_Written problem_.
Show each line of the records that contains the string "your", matching case exactly.

_Entries provided_.
════

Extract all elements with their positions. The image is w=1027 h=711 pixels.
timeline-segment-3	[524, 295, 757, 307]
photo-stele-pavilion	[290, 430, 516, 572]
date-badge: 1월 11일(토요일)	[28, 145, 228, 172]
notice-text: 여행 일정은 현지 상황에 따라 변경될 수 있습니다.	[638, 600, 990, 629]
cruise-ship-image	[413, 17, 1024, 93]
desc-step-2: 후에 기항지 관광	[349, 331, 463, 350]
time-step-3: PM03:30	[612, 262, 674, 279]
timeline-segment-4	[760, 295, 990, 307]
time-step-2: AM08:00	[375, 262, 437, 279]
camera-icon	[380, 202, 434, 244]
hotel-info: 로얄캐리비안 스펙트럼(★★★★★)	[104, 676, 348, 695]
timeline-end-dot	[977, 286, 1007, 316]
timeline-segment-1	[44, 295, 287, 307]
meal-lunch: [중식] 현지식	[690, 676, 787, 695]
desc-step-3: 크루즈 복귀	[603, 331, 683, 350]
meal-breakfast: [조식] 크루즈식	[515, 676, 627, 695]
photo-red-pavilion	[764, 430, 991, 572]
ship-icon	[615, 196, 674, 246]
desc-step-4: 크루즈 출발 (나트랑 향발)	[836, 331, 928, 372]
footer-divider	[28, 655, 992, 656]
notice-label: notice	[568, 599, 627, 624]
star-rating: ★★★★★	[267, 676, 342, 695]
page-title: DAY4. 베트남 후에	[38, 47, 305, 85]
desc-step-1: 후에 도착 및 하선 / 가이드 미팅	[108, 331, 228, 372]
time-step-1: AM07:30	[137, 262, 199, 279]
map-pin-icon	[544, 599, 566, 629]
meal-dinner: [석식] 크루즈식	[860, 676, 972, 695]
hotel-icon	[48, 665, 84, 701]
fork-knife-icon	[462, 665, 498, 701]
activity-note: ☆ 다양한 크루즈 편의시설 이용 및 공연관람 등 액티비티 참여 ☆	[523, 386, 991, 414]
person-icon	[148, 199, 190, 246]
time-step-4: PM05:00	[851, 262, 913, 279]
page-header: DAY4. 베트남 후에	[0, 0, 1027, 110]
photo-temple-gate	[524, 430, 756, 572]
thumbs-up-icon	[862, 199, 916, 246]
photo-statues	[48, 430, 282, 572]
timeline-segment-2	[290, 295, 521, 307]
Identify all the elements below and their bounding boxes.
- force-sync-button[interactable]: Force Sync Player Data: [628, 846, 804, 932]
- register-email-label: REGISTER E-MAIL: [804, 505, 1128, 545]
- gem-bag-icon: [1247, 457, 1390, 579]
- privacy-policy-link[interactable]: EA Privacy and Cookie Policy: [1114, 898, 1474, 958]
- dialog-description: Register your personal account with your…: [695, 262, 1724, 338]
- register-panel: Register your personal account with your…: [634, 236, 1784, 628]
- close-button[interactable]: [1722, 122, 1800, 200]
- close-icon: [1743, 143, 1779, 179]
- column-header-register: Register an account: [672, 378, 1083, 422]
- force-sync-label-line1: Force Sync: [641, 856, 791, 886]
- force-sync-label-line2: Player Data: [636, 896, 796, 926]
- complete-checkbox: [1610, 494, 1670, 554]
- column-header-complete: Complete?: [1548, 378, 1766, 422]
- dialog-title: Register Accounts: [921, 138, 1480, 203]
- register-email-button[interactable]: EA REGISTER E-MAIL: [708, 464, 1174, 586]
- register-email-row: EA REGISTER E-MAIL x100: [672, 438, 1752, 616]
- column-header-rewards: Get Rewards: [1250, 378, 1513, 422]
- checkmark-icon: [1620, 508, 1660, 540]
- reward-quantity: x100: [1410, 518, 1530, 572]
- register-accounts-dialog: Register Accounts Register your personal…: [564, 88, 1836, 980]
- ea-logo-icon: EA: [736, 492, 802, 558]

════

_Final result_.
- dialog-description: Register your personal account with your…: [695, 262, 1724, 338]
- register-panel: Register your personal account with your…: [634, 236, 1784, 628]
- register-accounts-dialog: Register Accounts Register your personal…: [564, 88, 1836, 980]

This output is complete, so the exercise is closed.